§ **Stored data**
════

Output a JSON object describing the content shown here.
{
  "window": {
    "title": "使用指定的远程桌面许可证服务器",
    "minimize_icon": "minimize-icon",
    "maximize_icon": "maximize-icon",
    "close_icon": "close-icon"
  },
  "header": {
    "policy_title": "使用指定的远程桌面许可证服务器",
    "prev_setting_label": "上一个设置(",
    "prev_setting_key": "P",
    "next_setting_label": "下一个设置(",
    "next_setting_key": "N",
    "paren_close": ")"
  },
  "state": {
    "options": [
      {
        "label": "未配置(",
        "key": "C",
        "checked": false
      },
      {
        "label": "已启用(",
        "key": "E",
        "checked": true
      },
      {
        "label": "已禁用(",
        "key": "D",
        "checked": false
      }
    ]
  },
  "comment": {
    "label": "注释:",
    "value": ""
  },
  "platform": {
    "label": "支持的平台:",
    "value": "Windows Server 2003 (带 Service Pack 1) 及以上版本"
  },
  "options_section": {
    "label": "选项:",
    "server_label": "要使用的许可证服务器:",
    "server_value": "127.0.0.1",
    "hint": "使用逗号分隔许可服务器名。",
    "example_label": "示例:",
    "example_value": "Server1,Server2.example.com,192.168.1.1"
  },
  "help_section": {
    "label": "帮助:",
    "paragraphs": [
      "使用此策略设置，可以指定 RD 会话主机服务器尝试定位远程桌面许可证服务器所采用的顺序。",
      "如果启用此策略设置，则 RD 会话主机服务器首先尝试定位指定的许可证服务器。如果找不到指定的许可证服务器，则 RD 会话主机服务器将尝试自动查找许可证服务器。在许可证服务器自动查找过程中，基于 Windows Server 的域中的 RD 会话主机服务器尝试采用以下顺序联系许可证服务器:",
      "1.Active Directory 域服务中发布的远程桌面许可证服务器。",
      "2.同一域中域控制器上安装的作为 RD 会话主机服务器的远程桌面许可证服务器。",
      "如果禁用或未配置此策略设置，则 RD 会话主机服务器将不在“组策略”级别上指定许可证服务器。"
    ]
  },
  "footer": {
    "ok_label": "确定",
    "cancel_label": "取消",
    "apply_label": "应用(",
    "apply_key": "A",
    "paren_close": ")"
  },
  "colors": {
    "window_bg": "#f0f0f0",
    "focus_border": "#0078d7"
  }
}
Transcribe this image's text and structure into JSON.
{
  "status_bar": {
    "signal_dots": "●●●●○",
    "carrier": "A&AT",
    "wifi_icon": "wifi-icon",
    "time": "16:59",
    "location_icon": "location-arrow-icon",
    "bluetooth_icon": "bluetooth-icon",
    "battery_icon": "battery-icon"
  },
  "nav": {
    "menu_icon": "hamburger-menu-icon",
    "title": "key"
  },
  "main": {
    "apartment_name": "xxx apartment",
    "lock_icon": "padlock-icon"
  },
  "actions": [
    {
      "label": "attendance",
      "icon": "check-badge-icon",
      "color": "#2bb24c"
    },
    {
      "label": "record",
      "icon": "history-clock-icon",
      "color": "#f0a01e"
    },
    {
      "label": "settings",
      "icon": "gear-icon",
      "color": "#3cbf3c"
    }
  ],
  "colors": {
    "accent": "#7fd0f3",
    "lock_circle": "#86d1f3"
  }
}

════

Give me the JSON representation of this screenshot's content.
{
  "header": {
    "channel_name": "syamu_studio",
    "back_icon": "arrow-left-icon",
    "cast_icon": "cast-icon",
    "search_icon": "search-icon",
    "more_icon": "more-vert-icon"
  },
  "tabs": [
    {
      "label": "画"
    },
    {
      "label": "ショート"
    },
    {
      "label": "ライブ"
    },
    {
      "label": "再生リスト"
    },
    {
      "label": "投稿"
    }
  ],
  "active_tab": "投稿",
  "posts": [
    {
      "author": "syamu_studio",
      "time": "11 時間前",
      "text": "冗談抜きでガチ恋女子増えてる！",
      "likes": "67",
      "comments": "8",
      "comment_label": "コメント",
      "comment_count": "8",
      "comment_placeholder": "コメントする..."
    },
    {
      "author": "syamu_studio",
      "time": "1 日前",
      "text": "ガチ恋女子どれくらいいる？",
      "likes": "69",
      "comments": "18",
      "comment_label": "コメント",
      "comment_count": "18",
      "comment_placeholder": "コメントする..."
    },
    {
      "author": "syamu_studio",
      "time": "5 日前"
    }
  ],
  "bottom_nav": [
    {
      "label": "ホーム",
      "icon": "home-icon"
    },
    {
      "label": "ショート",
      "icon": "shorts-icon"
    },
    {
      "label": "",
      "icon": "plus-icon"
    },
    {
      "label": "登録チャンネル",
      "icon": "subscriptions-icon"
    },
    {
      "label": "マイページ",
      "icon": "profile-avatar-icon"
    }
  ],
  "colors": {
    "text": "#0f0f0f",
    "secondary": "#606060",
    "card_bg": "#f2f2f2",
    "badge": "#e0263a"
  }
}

════

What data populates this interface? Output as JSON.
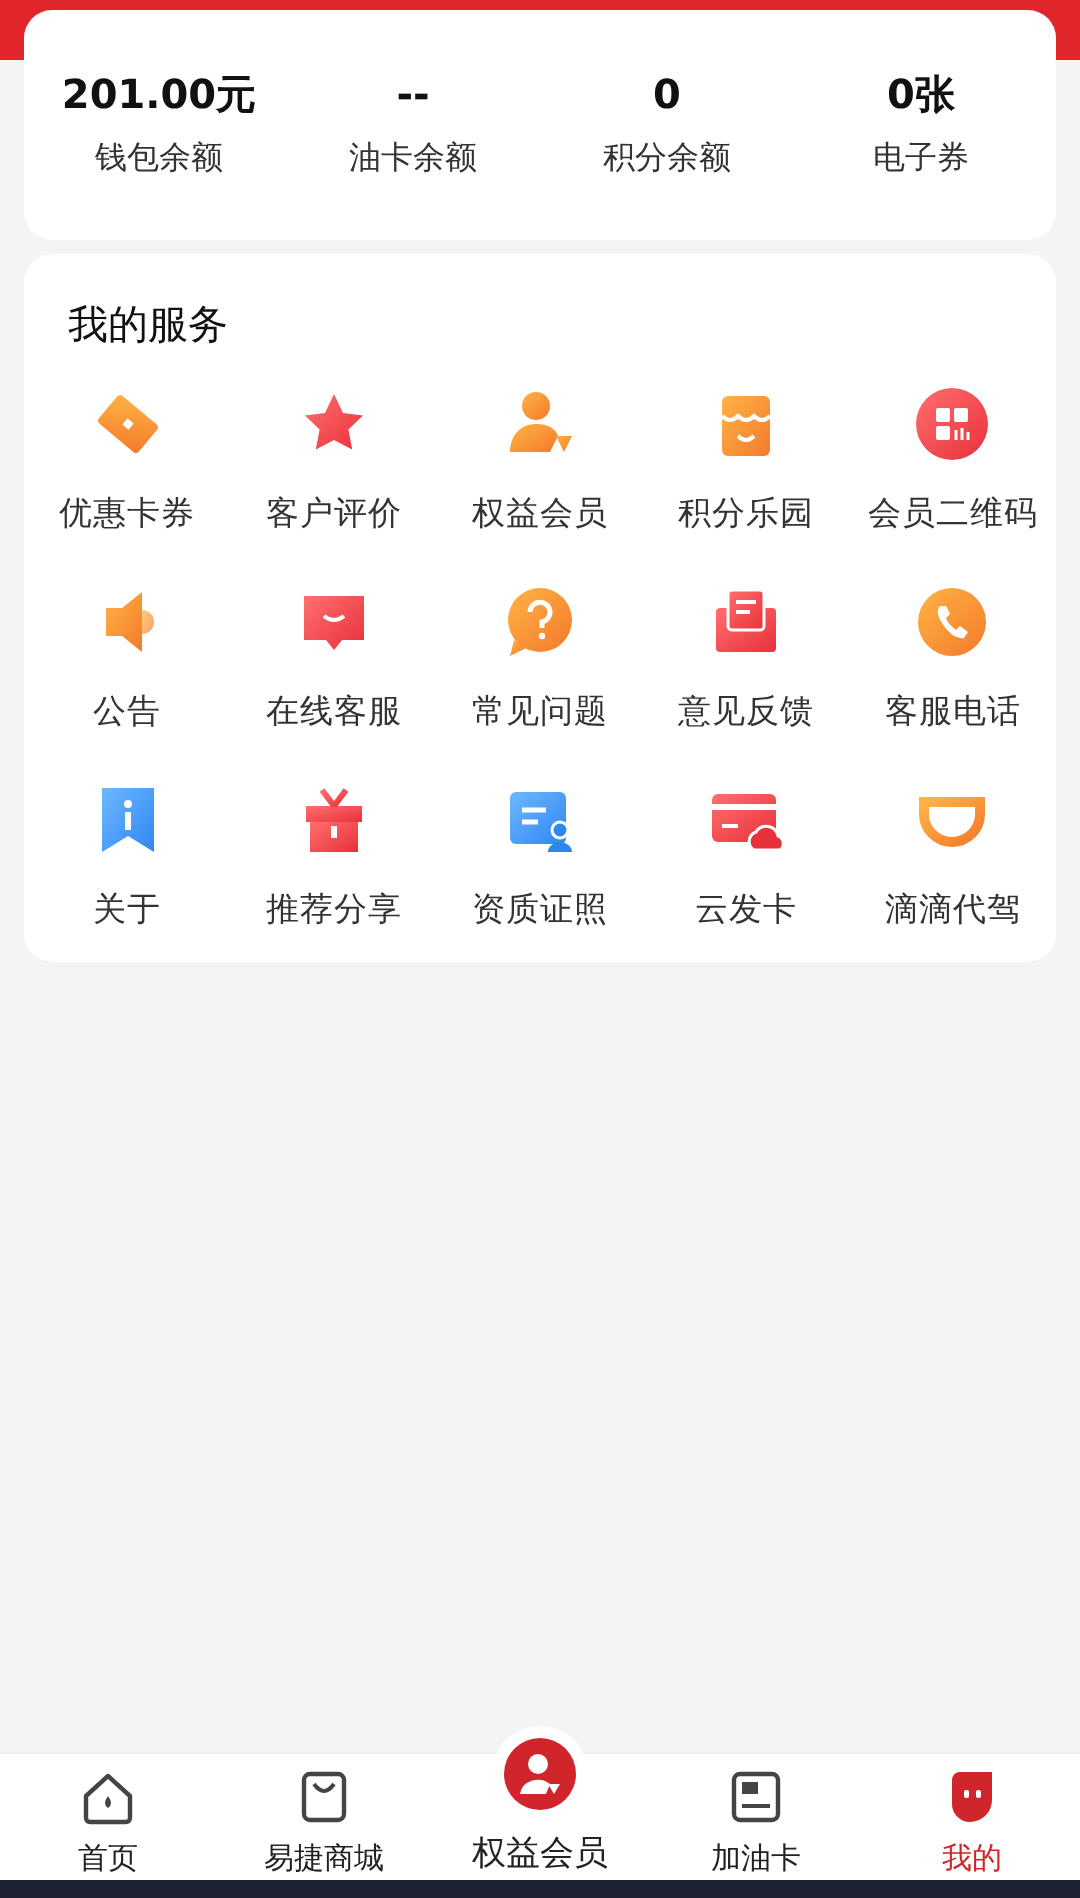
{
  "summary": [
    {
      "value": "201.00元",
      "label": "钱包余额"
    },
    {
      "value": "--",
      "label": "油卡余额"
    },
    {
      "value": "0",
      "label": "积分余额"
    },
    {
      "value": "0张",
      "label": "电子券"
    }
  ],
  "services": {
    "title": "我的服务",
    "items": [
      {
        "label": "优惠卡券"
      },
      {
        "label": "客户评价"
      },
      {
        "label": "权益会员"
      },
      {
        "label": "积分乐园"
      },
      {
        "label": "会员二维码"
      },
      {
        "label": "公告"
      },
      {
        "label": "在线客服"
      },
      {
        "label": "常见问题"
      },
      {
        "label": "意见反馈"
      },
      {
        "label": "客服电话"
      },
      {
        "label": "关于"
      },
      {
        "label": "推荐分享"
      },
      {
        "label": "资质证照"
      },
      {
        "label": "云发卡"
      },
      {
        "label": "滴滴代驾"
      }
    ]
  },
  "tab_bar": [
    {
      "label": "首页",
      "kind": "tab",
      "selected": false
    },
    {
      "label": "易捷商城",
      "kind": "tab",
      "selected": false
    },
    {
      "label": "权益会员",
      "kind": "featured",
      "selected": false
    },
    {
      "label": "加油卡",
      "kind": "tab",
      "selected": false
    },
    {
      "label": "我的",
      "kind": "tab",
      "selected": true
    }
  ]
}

════

Say how many lines of the data include the string "this". Nothing other than the number should be given.

3